» Stated problem
Of all the lines in the records, how many hold the word "Setter"? Answer with the number only.

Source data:
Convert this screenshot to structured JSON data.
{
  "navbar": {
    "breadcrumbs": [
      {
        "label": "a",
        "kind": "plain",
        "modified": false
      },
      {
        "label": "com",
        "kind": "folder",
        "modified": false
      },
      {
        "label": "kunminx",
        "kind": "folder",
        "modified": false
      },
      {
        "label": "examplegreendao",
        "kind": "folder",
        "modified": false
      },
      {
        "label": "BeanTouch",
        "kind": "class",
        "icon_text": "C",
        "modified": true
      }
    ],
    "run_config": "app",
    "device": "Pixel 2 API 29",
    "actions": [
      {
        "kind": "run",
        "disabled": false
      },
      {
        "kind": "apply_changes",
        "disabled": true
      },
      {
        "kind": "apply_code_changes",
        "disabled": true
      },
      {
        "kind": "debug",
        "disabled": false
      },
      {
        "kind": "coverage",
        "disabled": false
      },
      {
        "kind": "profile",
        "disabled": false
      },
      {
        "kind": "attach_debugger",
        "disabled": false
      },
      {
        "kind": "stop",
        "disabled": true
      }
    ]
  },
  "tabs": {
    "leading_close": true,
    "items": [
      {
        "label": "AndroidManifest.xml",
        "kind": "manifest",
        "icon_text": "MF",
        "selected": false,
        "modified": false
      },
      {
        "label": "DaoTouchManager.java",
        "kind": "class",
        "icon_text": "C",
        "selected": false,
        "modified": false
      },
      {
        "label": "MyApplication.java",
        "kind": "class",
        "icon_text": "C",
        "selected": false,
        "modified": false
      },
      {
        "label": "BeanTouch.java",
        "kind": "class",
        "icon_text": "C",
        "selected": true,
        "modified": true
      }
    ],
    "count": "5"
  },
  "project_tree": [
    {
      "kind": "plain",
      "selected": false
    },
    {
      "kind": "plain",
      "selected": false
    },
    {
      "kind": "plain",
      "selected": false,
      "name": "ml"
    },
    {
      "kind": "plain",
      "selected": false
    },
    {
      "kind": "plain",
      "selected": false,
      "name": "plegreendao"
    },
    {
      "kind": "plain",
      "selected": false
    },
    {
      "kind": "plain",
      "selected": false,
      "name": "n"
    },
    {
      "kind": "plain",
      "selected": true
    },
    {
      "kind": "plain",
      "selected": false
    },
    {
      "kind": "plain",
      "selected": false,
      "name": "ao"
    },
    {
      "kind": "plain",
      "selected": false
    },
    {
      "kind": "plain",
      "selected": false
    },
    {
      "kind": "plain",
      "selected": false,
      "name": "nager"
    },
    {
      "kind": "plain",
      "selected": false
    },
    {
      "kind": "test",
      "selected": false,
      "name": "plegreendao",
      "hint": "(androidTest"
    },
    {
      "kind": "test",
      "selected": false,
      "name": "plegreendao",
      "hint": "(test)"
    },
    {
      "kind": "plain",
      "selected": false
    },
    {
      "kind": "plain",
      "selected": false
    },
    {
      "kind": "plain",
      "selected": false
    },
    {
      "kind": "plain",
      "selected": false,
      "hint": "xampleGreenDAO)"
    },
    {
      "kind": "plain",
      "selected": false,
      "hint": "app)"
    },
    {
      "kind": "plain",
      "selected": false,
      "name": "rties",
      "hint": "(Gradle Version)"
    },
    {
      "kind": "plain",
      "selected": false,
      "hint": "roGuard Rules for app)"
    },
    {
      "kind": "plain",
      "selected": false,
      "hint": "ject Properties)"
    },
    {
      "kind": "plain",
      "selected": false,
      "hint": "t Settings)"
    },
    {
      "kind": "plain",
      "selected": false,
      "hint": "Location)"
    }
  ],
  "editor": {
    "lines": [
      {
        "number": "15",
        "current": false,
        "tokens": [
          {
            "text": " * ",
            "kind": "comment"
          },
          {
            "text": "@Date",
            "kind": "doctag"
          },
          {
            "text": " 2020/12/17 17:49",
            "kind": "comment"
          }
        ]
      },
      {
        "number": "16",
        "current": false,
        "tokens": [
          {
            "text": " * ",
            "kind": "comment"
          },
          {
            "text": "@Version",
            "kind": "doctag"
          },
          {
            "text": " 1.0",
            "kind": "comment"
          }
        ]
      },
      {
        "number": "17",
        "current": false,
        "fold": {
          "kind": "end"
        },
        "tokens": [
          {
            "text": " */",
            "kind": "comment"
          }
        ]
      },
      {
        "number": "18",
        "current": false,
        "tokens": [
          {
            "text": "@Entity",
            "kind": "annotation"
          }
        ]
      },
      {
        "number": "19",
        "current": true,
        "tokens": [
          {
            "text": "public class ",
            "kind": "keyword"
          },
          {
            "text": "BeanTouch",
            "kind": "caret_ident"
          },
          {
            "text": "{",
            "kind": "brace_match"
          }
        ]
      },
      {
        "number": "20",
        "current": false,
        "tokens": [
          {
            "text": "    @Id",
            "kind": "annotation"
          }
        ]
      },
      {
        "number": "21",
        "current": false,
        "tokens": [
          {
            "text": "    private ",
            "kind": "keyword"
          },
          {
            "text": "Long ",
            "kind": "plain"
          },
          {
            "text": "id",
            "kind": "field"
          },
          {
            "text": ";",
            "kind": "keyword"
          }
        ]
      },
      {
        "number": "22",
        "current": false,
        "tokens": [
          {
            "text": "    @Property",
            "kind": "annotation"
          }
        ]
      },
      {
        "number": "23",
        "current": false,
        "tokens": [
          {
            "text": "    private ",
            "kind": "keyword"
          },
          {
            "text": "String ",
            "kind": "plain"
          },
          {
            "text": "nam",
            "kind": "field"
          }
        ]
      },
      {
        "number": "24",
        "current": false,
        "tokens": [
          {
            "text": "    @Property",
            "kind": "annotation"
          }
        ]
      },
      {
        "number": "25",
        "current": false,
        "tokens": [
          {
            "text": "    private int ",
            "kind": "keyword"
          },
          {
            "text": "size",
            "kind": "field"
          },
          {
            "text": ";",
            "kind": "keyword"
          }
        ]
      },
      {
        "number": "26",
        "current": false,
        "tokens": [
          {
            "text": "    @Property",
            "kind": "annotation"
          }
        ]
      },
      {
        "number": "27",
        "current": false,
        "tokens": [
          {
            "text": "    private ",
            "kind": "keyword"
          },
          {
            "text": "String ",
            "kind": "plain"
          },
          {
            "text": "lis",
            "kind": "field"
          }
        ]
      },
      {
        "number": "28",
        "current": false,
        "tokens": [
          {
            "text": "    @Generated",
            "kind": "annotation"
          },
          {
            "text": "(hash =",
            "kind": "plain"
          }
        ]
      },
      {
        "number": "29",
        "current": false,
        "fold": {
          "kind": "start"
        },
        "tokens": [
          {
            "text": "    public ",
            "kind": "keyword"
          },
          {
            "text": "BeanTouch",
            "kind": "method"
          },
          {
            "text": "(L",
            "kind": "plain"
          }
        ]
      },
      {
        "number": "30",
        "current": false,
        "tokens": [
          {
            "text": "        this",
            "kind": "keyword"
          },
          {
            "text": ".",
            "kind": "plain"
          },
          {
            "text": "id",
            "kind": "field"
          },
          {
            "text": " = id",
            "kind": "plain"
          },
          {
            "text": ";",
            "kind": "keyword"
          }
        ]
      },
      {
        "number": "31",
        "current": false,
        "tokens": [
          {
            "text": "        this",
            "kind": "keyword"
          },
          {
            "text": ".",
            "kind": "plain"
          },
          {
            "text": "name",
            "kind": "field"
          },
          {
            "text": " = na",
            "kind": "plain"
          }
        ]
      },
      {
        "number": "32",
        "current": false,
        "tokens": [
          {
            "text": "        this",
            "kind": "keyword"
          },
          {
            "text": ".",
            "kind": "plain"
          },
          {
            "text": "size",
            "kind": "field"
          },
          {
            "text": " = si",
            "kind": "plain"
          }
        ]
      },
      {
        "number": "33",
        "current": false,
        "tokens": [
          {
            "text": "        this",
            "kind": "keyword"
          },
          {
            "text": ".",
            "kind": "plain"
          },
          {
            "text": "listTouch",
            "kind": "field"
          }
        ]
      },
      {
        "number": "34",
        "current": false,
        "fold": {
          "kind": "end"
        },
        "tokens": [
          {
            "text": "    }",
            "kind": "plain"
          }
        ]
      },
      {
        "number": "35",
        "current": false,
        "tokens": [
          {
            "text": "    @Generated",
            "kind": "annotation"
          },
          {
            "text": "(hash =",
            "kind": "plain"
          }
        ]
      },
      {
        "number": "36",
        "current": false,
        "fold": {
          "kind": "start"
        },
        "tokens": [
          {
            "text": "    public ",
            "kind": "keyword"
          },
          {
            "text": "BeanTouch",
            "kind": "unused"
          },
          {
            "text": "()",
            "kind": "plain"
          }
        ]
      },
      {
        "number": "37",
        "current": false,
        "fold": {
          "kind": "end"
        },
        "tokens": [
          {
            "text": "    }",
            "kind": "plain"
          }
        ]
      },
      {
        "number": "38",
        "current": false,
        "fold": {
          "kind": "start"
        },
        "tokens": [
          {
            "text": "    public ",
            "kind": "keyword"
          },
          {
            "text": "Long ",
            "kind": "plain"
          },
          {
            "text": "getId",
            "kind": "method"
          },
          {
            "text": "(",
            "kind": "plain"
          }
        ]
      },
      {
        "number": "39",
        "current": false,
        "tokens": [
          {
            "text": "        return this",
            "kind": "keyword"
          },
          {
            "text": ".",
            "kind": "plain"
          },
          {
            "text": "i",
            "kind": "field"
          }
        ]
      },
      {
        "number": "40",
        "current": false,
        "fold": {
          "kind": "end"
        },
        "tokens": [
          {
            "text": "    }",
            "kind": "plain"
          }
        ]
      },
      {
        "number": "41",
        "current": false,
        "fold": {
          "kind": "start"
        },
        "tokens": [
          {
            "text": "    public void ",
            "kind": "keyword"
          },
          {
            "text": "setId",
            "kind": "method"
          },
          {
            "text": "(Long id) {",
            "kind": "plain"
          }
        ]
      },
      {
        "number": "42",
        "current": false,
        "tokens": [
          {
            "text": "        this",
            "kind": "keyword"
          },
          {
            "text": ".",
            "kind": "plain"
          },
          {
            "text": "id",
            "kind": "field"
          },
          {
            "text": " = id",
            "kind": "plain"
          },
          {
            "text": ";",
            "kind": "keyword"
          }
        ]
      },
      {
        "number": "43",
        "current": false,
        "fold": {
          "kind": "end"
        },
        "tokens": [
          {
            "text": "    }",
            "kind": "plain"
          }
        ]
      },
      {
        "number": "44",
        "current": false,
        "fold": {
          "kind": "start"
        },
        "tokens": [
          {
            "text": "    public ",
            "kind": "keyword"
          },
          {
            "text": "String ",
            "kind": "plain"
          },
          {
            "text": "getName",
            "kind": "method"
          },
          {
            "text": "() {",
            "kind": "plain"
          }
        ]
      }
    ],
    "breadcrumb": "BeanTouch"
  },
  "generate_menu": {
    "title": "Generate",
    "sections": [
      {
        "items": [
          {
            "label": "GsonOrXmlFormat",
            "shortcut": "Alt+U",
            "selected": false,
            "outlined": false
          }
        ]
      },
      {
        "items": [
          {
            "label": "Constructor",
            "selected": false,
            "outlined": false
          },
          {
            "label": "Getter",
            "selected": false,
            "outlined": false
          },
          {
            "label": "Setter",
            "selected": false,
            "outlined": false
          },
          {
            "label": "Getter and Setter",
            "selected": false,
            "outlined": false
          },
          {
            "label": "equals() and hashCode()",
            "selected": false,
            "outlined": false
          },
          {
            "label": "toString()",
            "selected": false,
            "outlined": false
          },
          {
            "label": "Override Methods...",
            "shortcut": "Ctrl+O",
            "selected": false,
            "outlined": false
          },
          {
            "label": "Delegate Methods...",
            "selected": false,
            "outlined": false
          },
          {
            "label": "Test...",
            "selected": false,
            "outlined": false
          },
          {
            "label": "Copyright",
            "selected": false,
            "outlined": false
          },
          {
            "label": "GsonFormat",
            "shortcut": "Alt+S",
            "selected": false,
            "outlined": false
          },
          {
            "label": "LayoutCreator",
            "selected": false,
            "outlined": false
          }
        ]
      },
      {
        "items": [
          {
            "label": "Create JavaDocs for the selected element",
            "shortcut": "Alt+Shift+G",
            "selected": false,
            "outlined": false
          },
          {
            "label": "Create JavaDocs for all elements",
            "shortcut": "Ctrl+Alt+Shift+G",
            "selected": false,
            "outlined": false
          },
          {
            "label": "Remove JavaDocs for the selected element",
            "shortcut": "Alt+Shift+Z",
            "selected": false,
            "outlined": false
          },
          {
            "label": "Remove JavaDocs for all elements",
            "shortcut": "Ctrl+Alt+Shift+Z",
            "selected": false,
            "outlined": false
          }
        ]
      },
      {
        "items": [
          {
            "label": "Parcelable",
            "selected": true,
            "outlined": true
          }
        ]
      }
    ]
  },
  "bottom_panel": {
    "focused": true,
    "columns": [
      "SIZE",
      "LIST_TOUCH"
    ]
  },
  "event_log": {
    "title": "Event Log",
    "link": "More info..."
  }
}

» Result for this task
2